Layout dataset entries
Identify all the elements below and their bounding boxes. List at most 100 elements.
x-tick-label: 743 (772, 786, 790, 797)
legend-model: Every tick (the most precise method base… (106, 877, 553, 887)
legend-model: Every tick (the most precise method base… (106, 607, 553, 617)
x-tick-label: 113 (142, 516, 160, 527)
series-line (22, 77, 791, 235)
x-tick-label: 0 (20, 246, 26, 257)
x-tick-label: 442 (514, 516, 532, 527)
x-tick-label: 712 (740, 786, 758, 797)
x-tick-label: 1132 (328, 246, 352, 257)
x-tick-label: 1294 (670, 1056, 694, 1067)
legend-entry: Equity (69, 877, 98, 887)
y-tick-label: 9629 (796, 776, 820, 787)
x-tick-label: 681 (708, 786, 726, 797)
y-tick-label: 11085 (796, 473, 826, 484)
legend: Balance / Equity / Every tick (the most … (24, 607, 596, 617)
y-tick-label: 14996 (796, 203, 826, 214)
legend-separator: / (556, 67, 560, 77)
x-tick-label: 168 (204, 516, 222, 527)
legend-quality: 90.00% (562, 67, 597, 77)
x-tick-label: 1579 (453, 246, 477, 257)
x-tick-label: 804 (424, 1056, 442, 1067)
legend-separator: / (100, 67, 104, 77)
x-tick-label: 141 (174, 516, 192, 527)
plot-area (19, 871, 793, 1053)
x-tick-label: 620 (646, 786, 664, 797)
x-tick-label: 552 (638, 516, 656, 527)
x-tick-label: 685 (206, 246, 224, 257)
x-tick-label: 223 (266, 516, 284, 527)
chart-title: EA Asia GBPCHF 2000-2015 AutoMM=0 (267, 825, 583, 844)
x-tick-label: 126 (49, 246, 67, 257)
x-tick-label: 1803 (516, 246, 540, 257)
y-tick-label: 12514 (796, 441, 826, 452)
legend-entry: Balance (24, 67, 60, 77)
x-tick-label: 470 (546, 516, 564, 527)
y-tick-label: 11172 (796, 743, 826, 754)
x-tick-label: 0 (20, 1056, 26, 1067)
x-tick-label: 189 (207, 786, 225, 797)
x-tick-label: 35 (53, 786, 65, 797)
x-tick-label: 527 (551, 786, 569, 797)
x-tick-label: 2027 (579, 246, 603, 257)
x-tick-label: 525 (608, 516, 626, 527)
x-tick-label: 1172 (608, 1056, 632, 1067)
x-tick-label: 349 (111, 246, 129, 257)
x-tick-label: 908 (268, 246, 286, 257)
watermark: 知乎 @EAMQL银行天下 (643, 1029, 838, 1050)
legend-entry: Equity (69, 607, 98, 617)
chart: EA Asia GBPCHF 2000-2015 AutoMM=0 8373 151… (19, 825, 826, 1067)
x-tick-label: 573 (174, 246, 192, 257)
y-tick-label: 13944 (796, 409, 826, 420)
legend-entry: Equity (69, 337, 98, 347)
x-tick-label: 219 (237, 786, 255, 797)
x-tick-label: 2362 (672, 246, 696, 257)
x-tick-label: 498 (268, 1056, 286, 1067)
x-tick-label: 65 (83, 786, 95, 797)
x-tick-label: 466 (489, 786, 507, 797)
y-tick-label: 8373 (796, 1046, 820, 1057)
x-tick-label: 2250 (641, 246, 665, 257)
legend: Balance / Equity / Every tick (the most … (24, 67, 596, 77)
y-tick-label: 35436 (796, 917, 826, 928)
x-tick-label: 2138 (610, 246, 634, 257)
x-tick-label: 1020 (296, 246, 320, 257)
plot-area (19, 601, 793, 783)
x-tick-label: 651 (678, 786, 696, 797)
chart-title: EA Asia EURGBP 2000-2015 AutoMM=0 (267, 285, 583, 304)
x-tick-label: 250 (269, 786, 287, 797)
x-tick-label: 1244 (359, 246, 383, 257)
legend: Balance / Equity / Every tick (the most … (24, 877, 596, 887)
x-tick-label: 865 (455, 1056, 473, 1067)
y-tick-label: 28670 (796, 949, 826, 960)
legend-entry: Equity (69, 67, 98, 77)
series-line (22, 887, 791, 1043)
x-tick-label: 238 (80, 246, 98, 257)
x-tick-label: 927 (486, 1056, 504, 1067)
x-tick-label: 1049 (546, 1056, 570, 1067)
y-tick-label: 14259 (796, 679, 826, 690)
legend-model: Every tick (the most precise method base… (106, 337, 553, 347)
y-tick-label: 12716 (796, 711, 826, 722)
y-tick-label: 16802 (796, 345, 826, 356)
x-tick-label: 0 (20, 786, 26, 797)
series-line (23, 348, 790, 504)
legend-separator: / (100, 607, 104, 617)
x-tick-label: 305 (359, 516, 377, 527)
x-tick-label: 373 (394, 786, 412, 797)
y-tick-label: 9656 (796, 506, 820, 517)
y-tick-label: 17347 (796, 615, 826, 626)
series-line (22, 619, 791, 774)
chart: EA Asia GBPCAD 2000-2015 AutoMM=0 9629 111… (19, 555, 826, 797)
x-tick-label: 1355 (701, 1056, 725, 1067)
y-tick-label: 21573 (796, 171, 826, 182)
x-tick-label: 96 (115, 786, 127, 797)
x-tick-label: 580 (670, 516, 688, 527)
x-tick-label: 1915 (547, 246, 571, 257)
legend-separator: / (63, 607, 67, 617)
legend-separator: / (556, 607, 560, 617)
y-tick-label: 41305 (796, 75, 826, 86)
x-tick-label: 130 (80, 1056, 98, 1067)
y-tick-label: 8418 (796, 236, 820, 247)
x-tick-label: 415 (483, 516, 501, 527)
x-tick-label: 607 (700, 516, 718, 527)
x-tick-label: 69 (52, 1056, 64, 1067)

**WHAT IS ASKED**
Rewrite the data above, changing every "legend-separator" to "legend-divider" and leaving everything else as it is.

**COMPLETED EXERCISE**
Identify all the elements below and their bounding boxes. List at most 100 elements.
x-tick-label: 743 (772, 786, 790, 797)
legend-model: Every tick (the most precise method base… (106, 877, 553, 887)
legend-model: Every tick (the most precise method base… (106, 607, 553, 617)
x-tick-label: 113 (142, 516, 160, 527)
series-line (22, 77, 791, 235)
x-tick-label: 0 (20, 246, 26, 257)
x-tick-label: 442 (514, 516, 532, 527)
x-tick-label: 712 (740, 786, 758, 797)
x-tick-label: 1132 (328, 246, 352, 257)
x-tick-label: 1294 (670, 1056, 694, 1067)
legend-entry: Equity (69, 877, 98, 887)
y-tick-label: 9629 (796, 776, 820, 787)
x-tick-label: 681 (708, 786, 726, 797)
y-tick-label: 11085 (796, 473, 826, 484)
legend: Balance / Equity / Every tick (the most … (24, 607, 596, 617)
y-tick-label: 14996 (796, 203, 826, 214)
legend-divider: / (556, 67, 560, 77)
x-tick-label: 168 (204, 516, 222, 527)
legend-quality: 90.00% (562, 67, 597, 77)
x-tick-label: 1579 (453, 246, 477, 257)
x-tick-label: 804 (424, 1056, 442, 1067)
legend-divider: / (100, 67, 104, 77)
x-tick-label: 141 (174, 516, 192, 527)
plot-area (19, 871, 793, 1053)
x-tick-label: 620 (646, 786, 664, 797)
x-tick-label: 552 (638, 516, 656, 527)
x-tick-label: 685 (206, 246, 224, 257)
x-tick-label: 223 (266, 516, 284, 527)
chart-title: EA Asia GBPCHF 2000-2015 AutoMM=0 (267, 825, 583, 844)
x-tick-label: 126 (49, 246, 67, 257)
x-tick-label: 1803 (516, 246, 540, 257)
y-tick-label: 12514 (796, 441, 826, 452)
legend-entry: Balance (24, 67, 60, 77)
x-tick-label: 470 (546, 516, 564, 527)
y-tick-label: 11172 (796, 743, 826, 754)
x-tick-label: 0 (20, 1056, 26, 1067)
x-tick-label: 189 (207, 786, 225, 797)
x-tick-label: 35 (53, 786, 65, 797)
x-tick-label: 527 (551, 786, 569, 797)
x-tick-label: 2027 (579, 246, 603, 257)
x-tick-label: 525 (608, 516, 626, 527)
x-tick-label: 1172 (608, 1056, 632, 1067)
x-tick-label: 349 (111, 246, 129, 257)
x-tick-label: 908 (268, 246, 286, 257)
watermark: 知乎 @EAMQL银行天下 (643, 1029, 838, 1050)
legend-entry: Equity (69, 607, 98, 617)
chart: EA Asia GBPCHF 2000-2015 AutoMM=0 8373 151… (19, 825, 826, 1067)
x-tick-label: 573 (174, 246, 192, 257)
y-tick-label: 13944 (796, 409, 826, 420)
legend-entry: Equity (69, 337, 98, 347)
x-tick-label: 219 (237, 786, 255, 797)
x-tick-label: 2362 (672, 246, 696, 257)
x-tick-label: 498 (268, 1056, 286, 1067)
x-tick-label: 65 (83, 786, 95, 797)
x-tick-label: 466 (489, 786, 507, 797)
y-tick-label: 8373 (796, 1046, 820, 1057)
x-tick-label: 2250 (641, 246, 665, 257)
legend: Balance / Equity / Every tick (the most … (24, 67, 596, 77)
y-tick-label: 35436 (796, 917, 826, 928)
x-tick-label: 2138 (610, 246, 634, 257)
x-tick-label: 1020 (296, 246, 320, 257)
plot-area (19, 601, 793, 783)
x-tick-label: 651 (678, 786, 696, 797)
chart-title: EA Asia EURGBP 2000-2015 AutoMM=0 (267, 285, 583, 304)
x-tick-label: 250 (269, 786, 287, 797)
x-tick-label: 1244 (359, 246, 383, 257)
legend: Balance / Equity / Every tick (the most … (24, 877, 596, 887)
x-tick-label: 865 (455, 1056, 473, 1067)
y-tick-label: 28670 (796, 949, 826, 960)
legend-entry: Equity (69, 67, 98, 77)
series-line (22, 887, 791, 1043)
x-tick-label: 238 (80, 246, 98, 257)
x-tick-label: 927 (486, 1056, 504, 1067)
x-tick-label: 1049 (546, 1056, 570, 1067)
y-tick-label: 14259 (796, 679, 826, 690)
legend-model: Every tick (the most precise method base… (106, 337, 553, 347)
y-tick-label: 12716 (796, 711, 826, 722)
y-tick-label: 16802 (796, 345, 826, 356)
x-tick-label: 0 (20, 786, 26, 797)
series-line (23, 348, 790, 504)
legend-divider: / (100, 607, 104, 617)
x-tick-label: 305 (359, 516, 377, 527)
x-tick-label: 373 (394, 786, 412, 797)
y-tick-label: 9656 (796, 506, 820, 517)
y-tick-label: 17347 (796, 615, 826, 626)
series-line (22, 619, 791, 774)
chart: EA Asia GBPCAD 2000-2015 AutoMM=0 9629 111… (19, 555, 826, 797)
x-tick-label: 1355 (701, 1056, 725, 1067)
y-tick-label: 21573 (796, 171, 826, 182)
x-tick-label: 96 (115, 786, 127, 797)
x-tick-label: 580 (670, 516, 688, 527)
x-tick-label: 1915 (547, 246, 571, 257)
legend-divider: / (63, 607, 67, 617)
legend-divider: / (556, 607, 560, 617)
y-tick-label: 41305 (796, 75, 826, 86)
x-tick-label: 130 (80, 1056, 98, 1067)
y-tick-label: 8418 (796, 236, 820, 247)
x-tick-label: 415 (483, 516, 501, 527)
x-tick-label: 607 (700, 516, 718, 527)
x-tick-label: 69 (52, 1056, 64, 1067)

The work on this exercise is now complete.